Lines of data
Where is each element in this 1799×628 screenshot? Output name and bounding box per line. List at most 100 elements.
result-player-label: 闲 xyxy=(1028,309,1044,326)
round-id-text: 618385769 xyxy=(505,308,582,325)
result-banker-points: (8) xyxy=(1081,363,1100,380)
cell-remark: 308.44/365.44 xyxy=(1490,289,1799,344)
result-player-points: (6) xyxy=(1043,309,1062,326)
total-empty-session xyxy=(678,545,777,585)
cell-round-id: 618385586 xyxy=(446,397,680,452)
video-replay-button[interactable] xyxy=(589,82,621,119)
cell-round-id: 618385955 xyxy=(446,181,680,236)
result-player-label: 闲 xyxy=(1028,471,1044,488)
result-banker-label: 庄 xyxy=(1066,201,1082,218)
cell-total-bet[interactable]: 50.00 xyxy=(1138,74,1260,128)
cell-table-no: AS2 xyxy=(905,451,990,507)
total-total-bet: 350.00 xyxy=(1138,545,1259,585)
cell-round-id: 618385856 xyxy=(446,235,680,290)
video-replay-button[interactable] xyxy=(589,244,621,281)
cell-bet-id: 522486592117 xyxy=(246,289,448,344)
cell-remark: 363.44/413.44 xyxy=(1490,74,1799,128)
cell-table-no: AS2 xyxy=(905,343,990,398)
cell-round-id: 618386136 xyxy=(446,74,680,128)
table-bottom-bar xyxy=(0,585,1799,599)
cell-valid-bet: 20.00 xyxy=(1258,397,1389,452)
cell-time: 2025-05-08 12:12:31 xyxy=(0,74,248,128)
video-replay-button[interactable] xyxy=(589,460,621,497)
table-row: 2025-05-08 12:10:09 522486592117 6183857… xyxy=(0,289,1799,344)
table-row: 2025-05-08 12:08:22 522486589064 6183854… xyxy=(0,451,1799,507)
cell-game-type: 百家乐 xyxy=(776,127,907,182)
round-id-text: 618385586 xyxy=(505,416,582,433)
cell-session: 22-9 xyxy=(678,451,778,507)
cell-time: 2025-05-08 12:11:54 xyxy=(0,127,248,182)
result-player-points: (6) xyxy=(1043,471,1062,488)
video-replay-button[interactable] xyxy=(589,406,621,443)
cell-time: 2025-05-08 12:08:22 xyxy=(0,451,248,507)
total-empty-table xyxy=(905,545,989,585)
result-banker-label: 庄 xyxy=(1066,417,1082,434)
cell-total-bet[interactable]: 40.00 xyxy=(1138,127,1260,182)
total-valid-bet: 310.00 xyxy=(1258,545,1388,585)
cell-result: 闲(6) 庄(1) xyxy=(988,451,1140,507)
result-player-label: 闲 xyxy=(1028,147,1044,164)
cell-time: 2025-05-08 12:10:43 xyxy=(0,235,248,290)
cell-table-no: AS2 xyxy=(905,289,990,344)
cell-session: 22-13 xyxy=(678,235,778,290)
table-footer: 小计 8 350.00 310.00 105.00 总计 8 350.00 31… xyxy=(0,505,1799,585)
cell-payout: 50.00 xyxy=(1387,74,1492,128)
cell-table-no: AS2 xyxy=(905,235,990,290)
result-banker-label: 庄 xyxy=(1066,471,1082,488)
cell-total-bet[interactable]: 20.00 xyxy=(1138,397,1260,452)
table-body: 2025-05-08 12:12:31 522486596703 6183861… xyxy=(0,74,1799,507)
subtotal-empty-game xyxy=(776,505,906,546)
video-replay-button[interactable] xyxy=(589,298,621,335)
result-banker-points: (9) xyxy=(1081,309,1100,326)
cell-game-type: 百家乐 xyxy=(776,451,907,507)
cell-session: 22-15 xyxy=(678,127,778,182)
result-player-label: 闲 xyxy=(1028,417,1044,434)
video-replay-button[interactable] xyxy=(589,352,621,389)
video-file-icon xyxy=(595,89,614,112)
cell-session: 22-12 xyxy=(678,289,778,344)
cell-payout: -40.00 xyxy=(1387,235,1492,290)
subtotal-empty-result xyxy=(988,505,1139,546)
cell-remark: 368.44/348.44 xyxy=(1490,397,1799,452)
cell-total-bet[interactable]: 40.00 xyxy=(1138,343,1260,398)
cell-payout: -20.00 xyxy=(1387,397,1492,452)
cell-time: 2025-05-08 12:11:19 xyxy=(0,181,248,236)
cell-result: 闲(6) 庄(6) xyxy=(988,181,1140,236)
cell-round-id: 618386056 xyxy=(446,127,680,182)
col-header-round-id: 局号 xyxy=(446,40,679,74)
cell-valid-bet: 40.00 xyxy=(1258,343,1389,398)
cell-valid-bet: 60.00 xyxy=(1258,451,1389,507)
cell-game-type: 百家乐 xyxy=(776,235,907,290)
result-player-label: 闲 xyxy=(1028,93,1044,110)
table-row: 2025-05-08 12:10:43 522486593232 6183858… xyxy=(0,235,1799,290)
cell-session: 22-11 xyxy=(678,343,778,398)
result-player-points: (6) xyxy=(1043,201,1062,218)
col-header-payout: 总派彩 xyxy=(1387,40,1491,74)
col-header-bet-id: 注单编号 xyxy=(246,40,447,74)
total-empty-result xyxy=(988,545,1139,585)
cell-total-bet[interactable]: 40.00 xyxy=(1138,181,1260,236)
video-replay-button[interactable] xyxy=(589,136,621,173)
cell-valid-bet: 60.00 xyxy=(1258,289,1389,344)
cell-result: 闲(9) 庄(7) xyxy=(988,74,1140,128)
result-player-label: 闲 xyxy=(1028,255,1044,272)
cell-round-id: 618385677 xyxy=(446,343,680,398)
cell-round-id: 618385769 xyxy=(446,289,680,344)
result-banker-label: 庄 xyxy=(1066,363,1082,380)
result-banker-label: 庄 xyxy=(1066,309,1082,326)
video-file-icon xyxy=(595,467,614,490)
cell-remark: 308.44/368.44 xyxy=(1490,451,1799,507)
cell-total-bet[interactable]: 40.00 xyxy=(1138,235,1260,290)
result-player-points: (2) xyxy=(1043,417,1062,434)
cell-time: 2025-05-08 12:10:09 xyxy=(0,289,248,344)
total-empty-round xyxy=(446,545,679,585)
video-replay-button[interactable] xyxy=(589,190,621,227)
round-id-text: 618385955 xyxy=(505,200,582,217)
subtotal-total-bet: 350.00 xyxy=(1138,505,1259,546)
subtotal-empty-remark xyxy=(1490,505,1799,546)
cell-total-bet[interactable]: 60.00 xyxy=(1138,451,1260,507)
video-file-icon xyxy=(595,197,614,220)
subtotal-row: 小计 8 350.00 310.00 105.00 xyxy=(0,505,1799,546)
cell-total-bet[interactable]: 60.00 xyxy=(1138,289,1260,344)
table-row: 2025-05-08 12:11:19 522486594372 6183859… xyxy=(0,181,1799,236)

# Requirements
Return every line above that contains the string "header".

# Solved exercise
col-header-round-id: 局号 xyxy=(446,40,679,74)
col-header-payout: 总派彩 xyxy=(1387,40,1491,74)
col-header-bet-id: 注单编号 xyxy=(246,40,447,74)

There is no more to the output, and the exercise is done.